--- start ---

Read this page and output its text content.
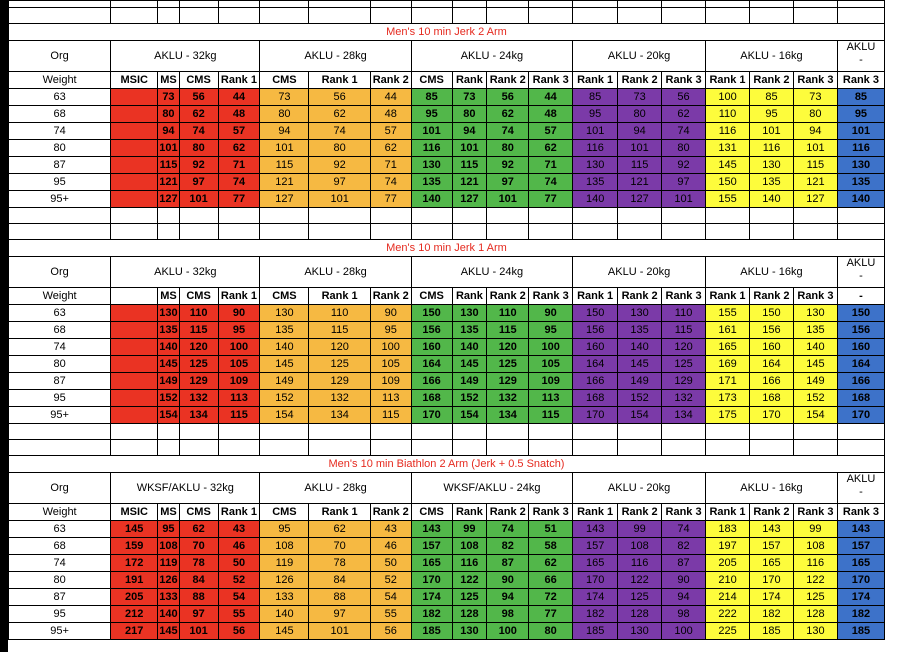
Men's 10 min Jerk 2 Arm																		
Org	AKLU - 32kg				AKLU - 28kg			AKLU - 24kg				AKLU - 20kg			AKLU - 16kg			AKLU
-
Weight	MSIC	MS	CMS	Rank 1	CMS	Rank 1	Rank 2	CMS	Rank	Rank 2	Rank 3	Rank 1	Rank 2	Rank 3	Rank 1	Rank 2	Rank 3	Rank 3
63		73	56	44	73	56	44	85	73	56	44	85	73	56	100	85	73	85
68		80	62	48	80	62	48	95	80	62	48	95	80	62	110	95	80	95
74		94	74	57	94	74	57	101	94	74	57	101	94	74	116	101	94	101
80		101	80	62	101	80	62	116	101	80	62	116	101	80	131	116	101	116
87		115	92	71	115	92	71	130	115	92	71	130	115	92	145	130	115	130
95		121	97	74	121	97	74	135	121	97	74	135	121	97	150	135	121	135
95+		127	101	77	127	101	77	140	127	101	77	140	127	101	155	140	127	140

Men's 10 min Jerk 1 Arm																		
Org	AKLU - 32kg				AKLU - 28kg			AKLU - 24kg				AKLU - 20kg			AKLU - 16kg			AKLU
-
Weight		MS	CMS	Rank 1	CMS	Rank 1	Rank 2	CMS	Rank	Rank 2	Rank 3	Rank 1	Rank 2	Rank 3	Rank 1	Rank 2	Rank 3	-
63		130	110	90	130	110	90	150	130	110	90	150	130	110	155	150	130	150
68		135	115	95	135	115	95	156	135	115	95	156	135	115	161	156	135	156
74		140	120	100	140	120	100	160	140	120	100	160	140	120	165	160	140	160
80		145	125	105	145	125	105	164	145	125	105	164	145	125	169	164	145	164
87		149	129	109	149	129	109	166	149	129	109	166	149	129	171	166	149	166
95		152	132	113	152	132	113	168	152	132	113	168	152	132	173	168	152	168
95+		154	134	115	154	134	115	170	154	134	115	170	154	134	175	170	154	170

Men's 10 min Biathlon 2 Arm (Jerk + 0.5 Snatch)																		
Org	WKSF/AKLU - 32kg				AKLU - 28kg			WKSF/AKLU - 24kg				AKLU - 20kg			AKLU - 16kg			AKLU
-
Weight	MSIC	MS	CMS	Rank 1	CMS	Rank 1	Rank 2	CMS	Rank	Rank 2	Rank 3	Rank 1	Rank 2	Rank 3	Rank 1	Rank 2	Rank 3	Rank 3
63	145	95	62	43	95	62	43	143	99	74	51	143	99	74	183	143	99	143
68	159	108	70	46	108	70	46	157	108	82	58	157	108	82	197	157	108	157
74	172	119	78	50	119	78	50	165	116	87	62	165	116	87	205	165	116	165
80	191	126	84	52	126	84	52	170	122	90	66	170	122	90	210	170	122	170
87	205	133	88	54	133	88	54	174	125	94	72	174	125	94	214	174	125	174
95	212	140	97	55	140	97	55	182	128	98	77	182	128	98	222	182	128	182
95+	217	145	101	56	145	101	56	185	130	100	80	185	130	100	225	185	130	185
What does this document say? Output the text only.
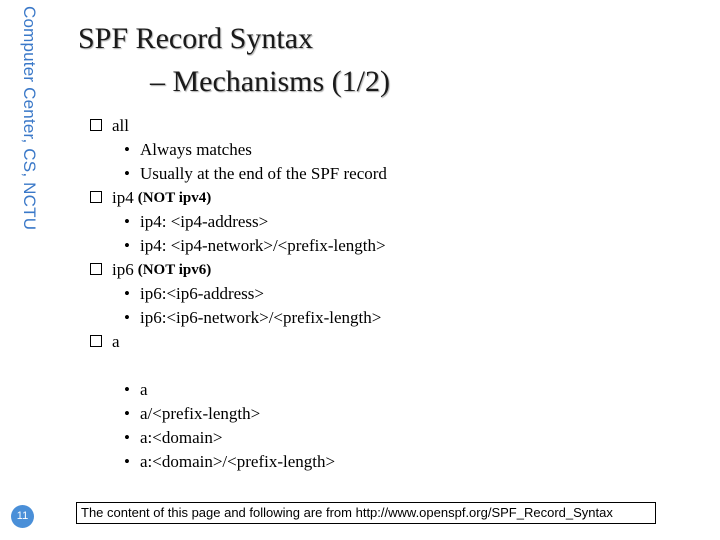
Computer Center, CS, NCTU
11
SPF Record Syntax
– Mechanisms (1/2)
all
• Always matches
• Usually at the end of the SPF record
ip4 (NOT ipv4)
• ip4: <ip4-address>
• ip4: <ip4-network>/<prefix-length>
ip6 (NOT ipv6)
• ip6:<ip6-address>
• ip6:<ip6-network>/<prefix-length>
a

• a
• a/<prefix-length>
• a:<domain>
• a:<domain>/<prefix-length>
The content of this page and following are from http://www.openspf.org/SPF_Record_Syntax
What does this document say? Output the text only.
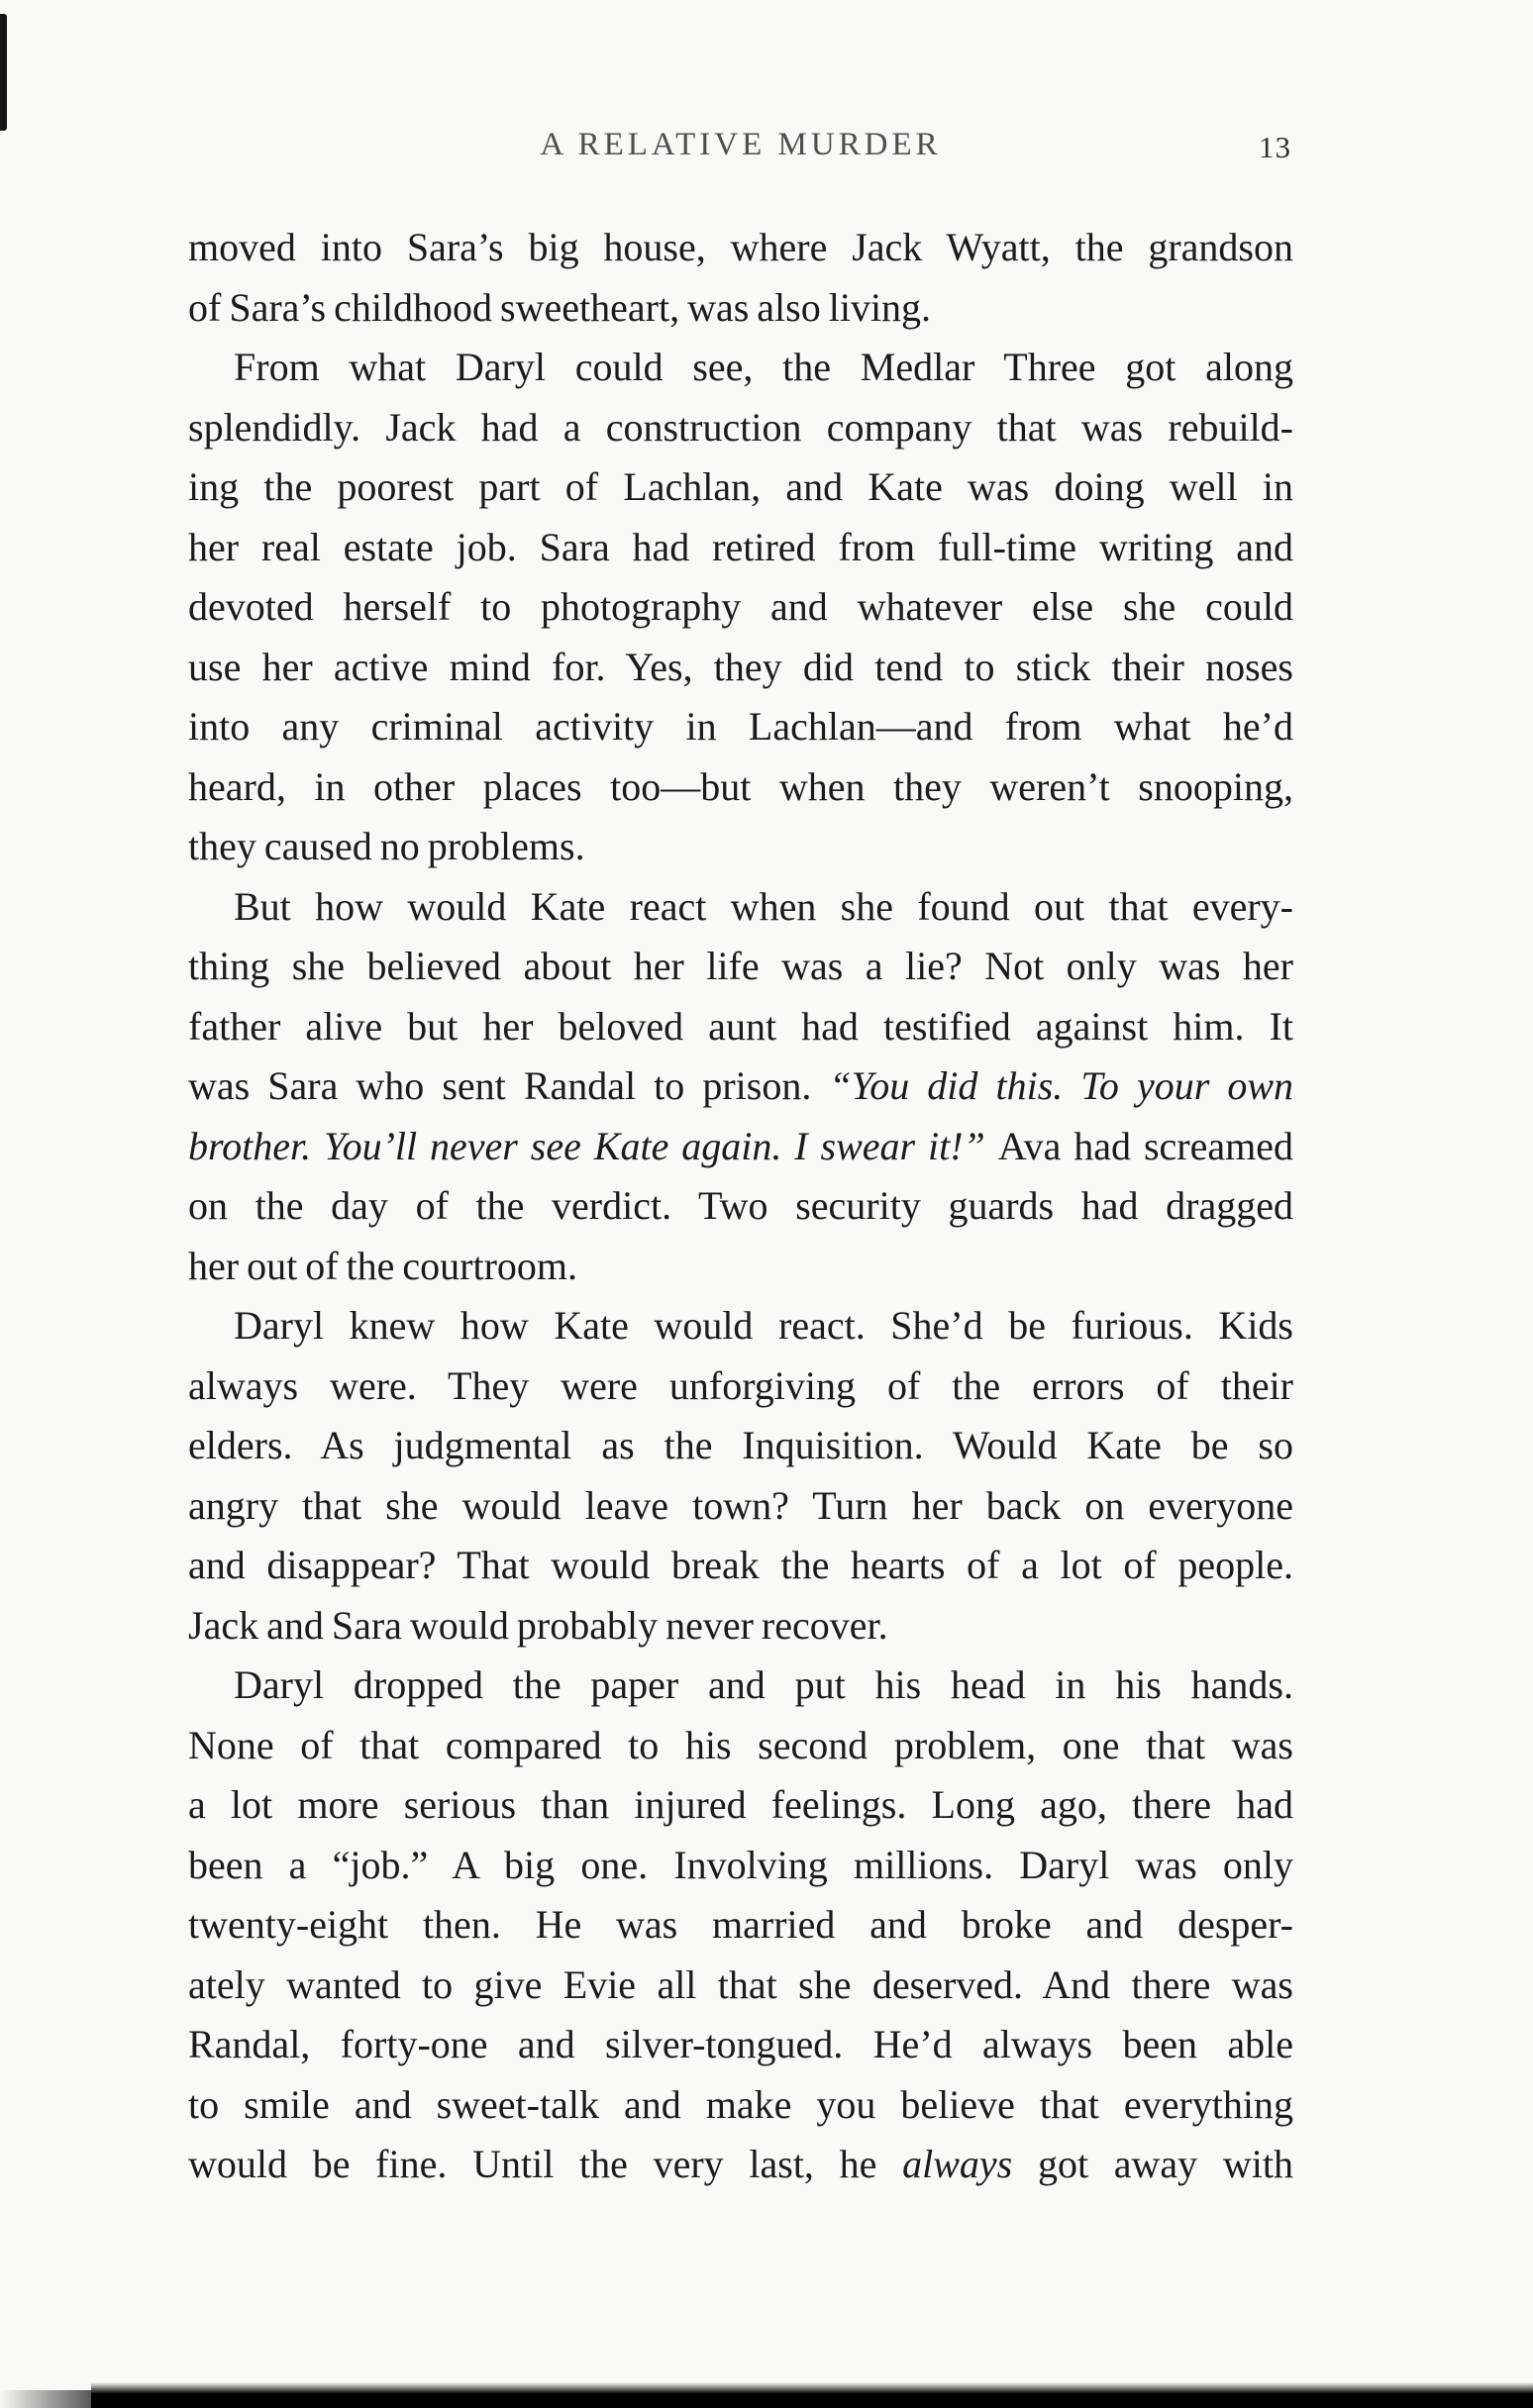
A RELATIVE MURDER	13
moved into Sara’s big house, where Jack Wyatt, the grandson
of Sara’s childhood sweetheart, was also living.
From what Daryl could see, the Medlar Three got along
splendidly. Jack had a construction company that was rebuild-
ing the poorest part of Lachlan, and Kate was doing well in
her real estate job. Sara had retired from full-time writing and
devoted herself to photography and whatever else she could
use her active mind for. Yes, they did tend to stick their noses
into any criminal activity in Lachlan—and from what he’d
heard, in other places too—but when they weren’t snooping,
they caused no problems.
But how would Kate react when she found out that every-
thing she believed about her life was a lie? Not only was her
father alive but her beloved aunt had testified against him. It
was Sara who sent Randal to prison. “You did this. To your own
brother. You’ll never see Kate again. I swear it!” Ava had screamed
on the day of the verdict. Two security guards had dragged
her out of the courtroom.
Daryl knew how Kate would react. She’d be furious. Kids
always were. They were unforgiving of the errors of their
elders. As judgmental as the Inquisition. Would Kate be so
angry that she would leave town? Turn her back on everyone
and disappear? That would break the hearts of a lot of people.
Jack and Sara would probably never recover.
Daryl dropped the paper and put his head in his hands.
None of that compared to his second problem, one that was
a lot more serious than injured feelings. Long ago, there had
been a “job.” A big one. Involving millions. Daryl was only
twenty-eight then. He was married and broke and desper-
ately wanted to give Evie all that she deserved. And there was
Randal, forty-one and silver-tongued. He’d always been able
to smile and sweet-talk and make you believe that everything
would be fine. Until the very last, he always got away with
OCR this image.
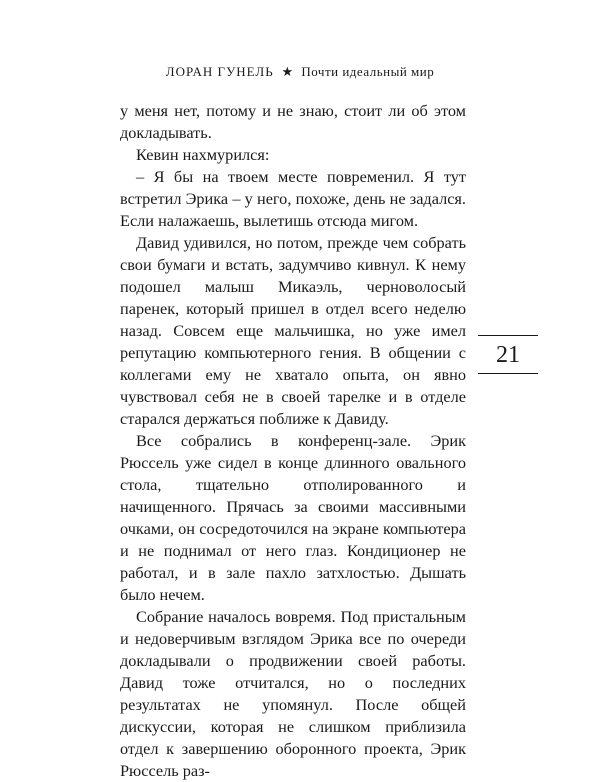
ЛОРАН ГУНЕЛЬ ★ Почти идеальный мир

у меня нет, потому и не знаю, стоит ли об этом докладывать.

Кевин нахмурился:

– Я бы на твоем месте повременил. Я тут встретил Эрика – у него, похоже, день не задался. Если налажаешь, вылетишь отсюда мигом.

Давид удивился, но потом, прежде чем собрать свои бумаги и встать, задумчиво кивнул. К нему подошел малыш Микаэль, черноволосый паренек, который пришел в отдел всего неделю назад. Совсем еще мальчишка, но уже имел репутацию компьютерного гения. В общении с коллегами ему не хватало опыта, он явно чувствовал себя не в своей тарелке и в отделе старался держаться поближе к Давиду.

Все собрались в конференц-зале. Эрик Рюссель уже сидел в конце длинного овального стола, тщательно отполированного и начищенного. Прячась за своими массивными очками, он сосредоточился на экране компьютера и не поднимал от него глаз. Кондиционер не работал, и в зале пахло затхлостью. Дышать было нечем.

Собрание началось вовремя. Под пристальным и недоверчивым взглядом Эрика все по очереди докладывали о продвижении своей работы. Давид тоже отчитался, но о последних результатах не упомянул. После общей дискуссии, которая не слишком приблизила отдел к завершению оборонного проекта, Эрик Рюссель раз-

21
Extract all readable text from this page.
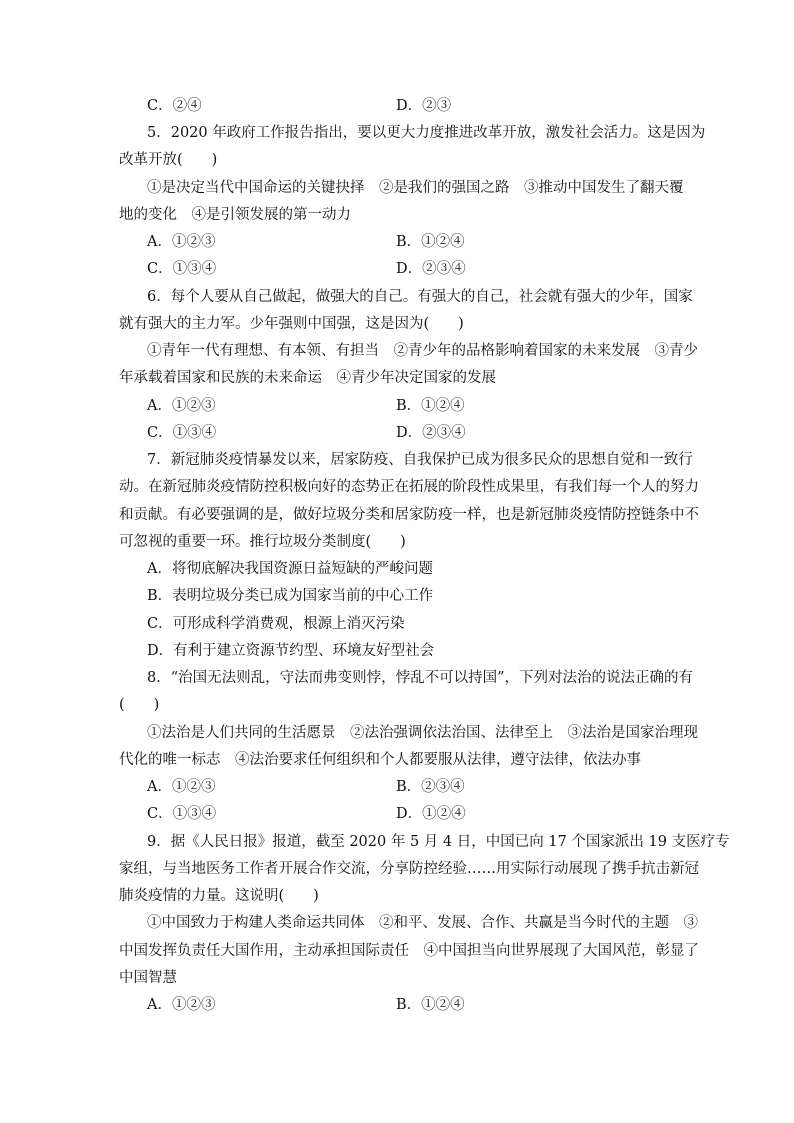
C．②④	D．②③
5．2020 年政府工作报告指出，要以更大力度推进改革开放，激发社会活力。这是因为
改革开放(　　)
①是决定当代中国命运的关键抉择　②是我们的强国之路　③推动中国发生了翻天覆
地的变化　④是引领发展的第一动力
A．①②③	B．①②④
C．①③④	D．②③④
6．每个人要从自己做起，做强大的自己。有强大的自己，社会就有强大的少年，国家
就有强大的主力军。少年强则中国强，这是因为(　　)
①青年一代有理想、有本领、有担当　②青少年的品格影响着国家的未来发展　③青少
年承载着国家和民族的未来命运　④青少年决定国家的发展
A．①②③	B．①②④
C．①③④	D．②③④
7．新冠肺炎疫情暴发以来，居家防疫、自我保护已成为很多民众的思想自觉和一致行
动。在新冠肺炎疫情防控积极向好的态势正在拓展的阶段性成果里，有我们每一个人的努力
和贡献。有必要强调的是，做好垃圾分类和居家防疫一样，也是新冠肺炎疫情防控链条中不
可忽视的重要一环。推行垃圾分类制度(　　)
A．将彻底解决我国资源日益短缺的严峻问题
B．表明垃圾分类已成为国家当前的中心工作
C．可形成科学消费观，根源上消灭污染
D．有利于建立资源节约型、环境友好型社会
8．“治国无法则乱，守法而弗变则悖，悖乱不可以持国”，下列对法治的说法正确的有
(　　)
①法治是人们共同的生活愿景　②法治强调依法治国、法律至上　③法治是国家治理现
代化的唯一标志　④法治要求任何组织和个人都要服从法律，遵守法律，依法办事
A．①②③	B．②③④
C．①③④	D．①②④
9．据《人民日报》报道，截至 2020 年 5 月 4 日，中国已向 17 个国家派出 19 支医疗专
家组，与当地医务工作者开展合作交流，分享防控经验……用实际行动展现了携手抗击新冠
肺炎疫情的力量。这说明(　　)
①中国致力于构建人类命运共同体　②和平、发展、合作、共赢是当今时代的主题　③
中国发挥负责任大国作用，主动承担国际责任　④中国担当向世界展现了大国风范，彰显了
中国智慧
A．①②③	B．①②④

--- end ---

▶ **TASK INSTRUCTIONS**
Give only the number of lines in the entries above that contain the string "Jack".

▶ **WORKED ANSWER**
3